__GIVEN REQUEST__. Copy all lines of the listing that include the string "auteur".

'''

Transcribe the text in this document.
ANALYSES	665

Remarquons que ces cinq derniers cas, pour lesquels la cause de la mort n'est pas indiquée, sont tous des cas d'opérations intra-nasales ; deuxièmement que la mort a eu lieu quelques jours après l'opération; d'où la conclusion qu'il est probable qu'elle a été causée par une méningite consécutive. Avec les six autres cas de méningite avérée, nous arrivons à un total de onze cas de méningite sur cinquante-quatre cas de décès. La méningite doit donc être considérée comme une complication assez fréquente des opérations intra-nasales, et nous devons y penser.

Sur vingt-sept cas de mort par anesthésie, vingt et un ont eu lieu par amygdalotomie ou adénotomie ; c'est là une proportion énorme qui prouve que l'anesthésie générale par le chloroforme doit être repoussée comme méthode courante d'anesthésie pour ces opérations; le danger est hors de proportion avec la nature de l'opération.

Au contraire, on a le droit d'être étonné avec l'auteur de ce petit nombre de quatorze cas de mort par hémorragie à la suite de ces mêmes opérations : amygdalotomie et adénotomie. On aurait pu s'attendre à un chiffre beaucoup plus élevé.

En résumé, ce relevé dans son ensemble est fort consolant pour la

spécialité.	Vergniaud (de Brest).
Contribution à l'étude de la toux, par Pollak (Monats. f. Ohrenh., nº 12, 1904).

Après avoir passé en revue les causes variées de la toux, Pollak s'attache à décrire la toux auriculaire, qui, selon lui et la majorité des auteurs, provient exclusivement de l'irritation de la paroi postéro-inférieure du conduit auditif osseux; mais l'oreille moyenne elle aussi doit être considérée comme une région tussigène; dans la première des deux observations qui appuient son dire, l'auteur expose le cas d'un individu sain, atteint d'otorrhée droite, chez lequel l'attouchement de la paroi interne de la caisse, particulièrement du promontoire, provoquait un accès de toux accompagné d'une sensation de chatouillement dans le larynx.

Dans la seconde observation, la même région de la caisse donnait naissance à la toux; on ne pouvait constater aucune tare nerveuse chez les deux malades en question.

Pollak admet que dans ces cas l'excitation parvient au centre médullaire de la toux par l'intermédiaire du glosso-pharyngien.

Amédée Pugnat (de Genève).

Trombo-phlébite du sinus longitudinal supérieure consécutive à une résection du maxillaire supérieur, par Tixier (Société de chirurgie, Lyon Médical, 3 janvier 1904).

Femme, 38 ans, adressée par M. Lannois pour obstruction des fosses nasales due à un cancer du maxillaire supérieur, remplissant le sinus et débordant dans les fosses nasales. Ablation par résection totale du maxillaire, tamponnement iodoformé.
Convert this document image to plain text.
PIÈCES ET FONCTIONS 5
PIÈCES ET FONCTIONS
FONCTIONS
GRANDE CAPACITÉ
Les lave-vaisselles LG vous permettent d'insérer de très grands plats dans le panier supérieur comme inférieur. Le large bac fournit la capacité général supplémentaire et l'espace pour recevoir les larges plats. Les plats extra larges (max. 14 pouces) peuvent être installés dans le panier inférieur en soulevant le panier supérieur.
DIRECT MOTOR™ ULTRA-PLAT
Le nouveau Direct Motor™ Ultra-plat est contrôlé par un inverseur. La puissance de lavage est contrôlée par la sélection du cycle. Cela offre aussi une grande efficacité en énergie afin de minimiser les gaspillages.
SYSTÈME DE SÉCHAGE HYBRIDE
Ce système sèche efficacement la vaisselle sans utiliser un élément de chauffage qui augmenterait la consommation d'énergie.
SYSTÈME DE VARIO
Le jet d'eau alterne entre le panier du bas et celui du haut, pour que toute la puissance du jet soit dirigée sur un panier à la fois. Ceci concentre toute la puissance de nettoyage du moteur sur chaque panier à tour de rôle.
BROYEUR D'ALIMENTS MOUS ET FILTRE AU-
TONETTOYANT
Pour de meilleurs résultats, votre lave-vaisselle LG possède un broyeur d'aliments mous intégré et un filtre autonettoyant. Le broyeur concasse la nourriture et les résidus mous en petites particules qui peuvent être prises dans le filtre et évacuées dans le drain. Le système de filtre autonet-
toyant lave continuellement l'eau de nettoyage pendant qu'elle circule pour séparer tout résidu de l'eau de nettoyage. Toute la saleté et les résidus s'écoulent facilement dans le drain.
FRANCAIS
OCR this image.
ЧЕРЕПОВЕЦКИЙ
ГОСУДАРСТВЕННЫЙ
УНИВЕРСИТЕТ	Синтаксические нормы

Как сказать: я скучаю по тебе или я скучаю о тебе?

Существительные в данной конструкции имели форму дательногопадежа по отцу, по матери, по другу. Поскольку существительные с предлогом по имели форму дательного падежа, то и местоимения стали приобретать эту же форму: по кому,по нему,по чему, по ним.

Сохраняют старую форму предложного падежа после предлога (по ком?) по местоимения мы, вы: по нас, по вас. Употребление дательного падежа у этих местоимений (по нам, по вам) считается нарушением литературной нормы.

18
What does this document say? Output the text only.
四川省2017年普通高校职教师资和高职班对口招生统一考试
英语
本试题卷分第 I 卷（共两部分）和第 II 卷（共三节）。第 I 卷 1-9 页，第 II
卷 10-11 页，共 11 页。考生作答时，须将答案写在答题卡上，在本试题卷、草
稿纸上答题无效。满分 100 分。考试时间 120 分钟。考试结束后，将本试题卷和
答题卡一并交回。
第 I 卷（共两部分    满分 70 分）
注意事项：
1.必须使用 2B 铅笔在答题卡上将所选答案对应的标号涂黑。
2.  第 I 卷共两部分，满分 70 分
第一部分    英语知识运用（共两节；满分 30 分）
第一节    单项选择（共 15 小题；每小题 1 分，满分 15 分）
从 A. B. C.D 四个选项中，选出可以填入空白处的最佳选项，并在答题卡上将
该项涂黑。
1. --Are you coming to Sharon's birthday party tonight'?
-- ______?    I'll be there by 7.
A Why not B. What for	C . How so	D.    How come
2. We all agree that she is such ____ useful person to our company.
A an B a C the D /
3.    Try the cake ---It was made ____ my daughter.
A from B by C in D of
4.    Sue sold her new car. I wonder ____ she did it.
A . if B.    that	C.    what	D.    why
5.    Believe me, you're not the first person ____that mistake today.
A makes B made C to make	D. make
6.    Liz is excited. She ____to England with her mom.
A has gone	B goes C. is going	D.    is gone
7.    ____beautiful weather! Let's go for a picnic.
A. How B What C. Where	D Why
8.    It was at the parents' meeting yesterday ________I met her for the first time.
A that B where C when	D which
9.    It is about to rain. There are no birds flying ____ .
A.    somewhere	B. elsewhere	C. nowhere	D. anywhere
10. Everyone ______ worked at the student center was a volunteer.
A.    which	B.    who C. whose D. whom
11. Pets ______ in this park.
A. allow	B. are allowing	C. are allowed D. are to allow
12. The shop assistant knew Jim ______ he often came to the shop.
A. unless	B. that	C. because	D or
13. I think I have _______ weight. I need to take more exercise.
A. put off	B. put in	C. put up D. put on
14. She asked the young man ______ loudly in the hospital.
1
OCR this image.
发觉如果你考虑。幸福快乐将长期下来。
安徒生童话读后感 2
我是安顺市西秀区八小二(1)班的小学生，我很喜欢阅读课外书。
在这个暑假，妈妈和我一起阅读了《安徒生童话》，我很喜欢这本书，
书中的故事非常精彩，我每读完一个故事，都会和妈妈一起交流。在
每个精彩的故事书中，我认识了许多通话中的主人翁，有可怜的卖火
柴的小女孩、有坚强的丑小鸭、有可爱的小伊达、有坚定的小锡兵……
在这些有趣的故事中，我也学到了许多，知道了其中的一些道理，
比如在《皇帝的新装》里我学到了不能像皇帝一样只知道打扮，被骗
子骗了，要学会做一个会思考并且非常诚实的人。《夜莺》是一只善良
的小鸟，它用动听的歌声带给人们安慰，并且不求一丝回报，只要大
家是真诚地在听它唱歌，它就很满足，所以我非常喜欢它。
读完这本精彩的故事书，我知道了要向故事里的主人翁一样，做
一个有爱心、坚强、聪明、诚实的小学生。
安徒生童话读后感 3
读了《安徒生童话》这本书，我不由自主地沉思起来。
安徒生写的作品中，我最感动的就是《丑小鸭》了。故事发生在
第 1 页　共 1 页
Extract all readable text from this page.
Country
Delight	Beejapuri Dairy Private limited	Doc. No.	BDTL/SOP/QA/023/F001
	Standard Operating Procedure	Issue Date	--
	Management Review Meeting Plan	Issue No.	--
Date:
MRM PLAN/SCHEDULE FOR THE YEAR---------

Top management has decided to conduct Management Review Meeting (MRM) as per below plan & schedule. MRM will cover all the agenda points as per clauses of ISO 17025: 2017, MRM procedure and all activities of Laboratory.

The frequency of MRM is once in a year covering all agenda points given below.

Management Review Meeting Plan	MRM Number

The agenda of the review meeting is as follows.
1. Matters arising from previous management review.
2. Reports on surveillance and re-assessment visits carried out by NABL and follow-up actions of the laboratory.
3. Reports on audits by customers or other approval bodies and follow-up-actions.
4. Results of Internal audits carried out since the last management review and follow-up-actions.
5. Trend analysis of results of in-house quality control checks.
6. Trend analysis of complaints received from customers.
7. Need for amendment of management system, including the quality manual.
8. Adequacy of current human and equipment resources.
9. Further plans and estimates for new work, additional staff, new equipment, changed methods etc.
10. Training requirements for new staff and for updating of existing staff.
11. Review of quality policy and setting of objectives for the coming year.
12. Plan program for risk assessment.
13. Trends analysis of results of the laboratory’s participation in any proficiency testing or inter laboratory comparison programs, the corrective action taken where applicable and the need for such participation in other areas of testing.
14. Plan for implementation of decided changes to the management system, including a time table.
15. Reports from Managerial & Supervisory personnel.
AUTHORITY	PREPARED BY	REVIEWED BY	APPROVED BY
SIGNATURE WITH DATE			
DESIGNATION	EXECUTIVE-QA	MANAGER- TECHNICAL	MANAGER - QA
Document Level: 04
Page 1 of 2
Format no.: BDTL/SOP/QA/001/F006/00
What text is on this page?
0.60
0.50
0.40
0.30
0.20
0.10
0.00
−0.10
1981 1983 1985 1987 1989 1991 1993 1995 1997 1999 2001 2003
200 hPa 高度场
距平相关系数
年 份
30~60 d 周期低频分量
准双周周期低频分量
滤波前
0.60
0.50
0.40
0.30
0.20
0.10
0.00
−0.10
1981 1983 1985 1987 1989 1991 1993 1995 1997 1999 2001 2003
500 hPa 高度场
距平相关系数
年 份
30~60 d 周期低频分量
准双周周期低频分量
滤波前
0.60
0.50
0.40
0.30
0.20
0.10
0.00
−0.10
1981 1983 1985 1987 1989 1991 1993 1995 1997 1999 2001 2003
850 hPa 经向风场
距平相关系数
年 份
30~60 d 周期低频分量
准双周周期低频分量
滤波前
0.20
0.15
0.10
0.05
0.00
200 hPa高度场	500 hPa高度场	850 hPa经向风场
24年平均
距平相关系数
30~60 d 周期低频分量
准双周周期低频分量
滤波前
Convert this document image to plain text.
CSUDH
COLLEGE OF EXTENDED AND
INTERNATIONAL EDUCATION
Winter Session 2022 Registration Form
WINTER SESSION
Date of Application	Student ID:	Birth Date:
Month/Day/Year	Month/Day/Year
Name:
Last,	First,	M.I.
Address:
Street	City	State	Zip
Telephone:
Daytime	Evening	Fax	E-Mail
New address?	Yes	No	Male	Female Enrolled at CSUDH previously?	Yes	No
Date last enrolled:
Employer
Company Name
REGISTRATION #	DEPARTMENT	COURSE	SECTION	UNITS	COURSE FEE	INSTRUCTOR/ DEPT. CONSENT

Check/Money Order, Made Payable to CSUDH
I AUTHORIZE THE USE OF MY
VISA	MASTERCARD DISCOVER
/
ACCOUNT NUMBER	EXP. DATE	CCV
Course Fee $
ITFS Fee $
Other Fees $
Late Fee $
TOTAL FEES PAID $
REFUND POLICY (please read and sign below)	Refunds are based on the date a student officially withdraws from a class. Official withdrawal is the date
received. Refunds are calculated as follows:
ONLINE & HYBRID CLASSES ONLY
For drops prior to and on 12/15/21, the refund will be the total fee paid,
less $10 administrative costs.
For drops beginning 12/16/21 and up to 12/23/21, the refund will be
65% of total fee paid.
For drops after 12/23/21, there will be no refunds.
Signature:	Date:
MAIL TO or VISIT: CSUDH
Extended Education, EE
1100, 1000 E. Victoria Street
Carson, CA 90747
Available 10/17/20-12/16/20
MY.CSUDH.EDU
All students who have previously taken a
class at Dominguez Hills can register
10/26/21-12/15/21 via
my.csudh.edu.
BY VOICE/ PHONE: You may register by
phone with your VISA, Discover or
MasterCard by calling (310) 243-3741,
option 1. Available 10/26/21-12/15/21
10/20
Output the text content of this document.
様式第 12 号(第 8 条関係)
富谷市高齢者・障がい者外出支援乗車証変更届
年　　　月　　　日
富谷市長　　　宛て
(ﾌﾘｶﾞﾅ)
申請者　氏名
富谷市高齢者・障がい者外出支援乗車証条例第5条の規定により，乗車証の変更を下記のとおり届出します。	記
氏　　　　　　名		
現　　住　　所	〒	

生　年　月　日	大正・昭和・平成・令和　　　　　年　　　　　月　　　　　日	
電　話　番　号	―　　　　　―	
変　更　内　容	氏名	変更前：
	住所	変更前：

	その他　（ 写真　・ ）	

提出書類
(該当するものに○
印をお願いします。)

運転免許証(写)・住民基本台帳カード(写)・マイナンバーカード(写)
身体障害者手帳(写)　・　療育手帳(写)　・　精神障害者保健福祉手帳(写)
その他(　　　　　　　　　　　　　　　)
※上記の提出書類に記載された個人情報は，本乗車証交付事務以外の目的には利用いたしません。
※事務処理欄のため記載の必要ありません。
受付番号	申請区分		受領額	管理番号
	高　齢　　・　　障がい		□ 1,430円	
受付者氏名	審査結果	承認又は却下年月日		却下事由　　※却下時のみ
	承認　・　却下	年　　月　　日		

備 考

'''

__OUTPUT__.
Au contraire, on a le droit d'être étonné avec l'auteur de ce petit nombre de quatorze cas de mort par hémorragie à la suite de ces mêmes opérations : amygdalotomie et adénotomie. On aurait pu s'attendre à un chiffre beaucoup plus élevé.
Après avoir passé en revue les causes variées de la toux, Pollak s'attache à décrire la toux auriculaire, qui, selon lui et la majorité des auteurs, provient exclusivement de l'irritation de la paroi postéro-inférieure du conduit auditif osseux; mais l'oreille moyenne elle aussi doit être considérée comme une région tussigène; dans la première des deux observations qui appuient son dire, l'auteur expose le cas d'un individu sain, atteint d'otorrhée droite, chez lequel l'attouchement de la paroi interne de la caisse, particulièrement du promontoire, provoquait un accès de toux accompagné d'une sensation de chatouillement dans le larynx.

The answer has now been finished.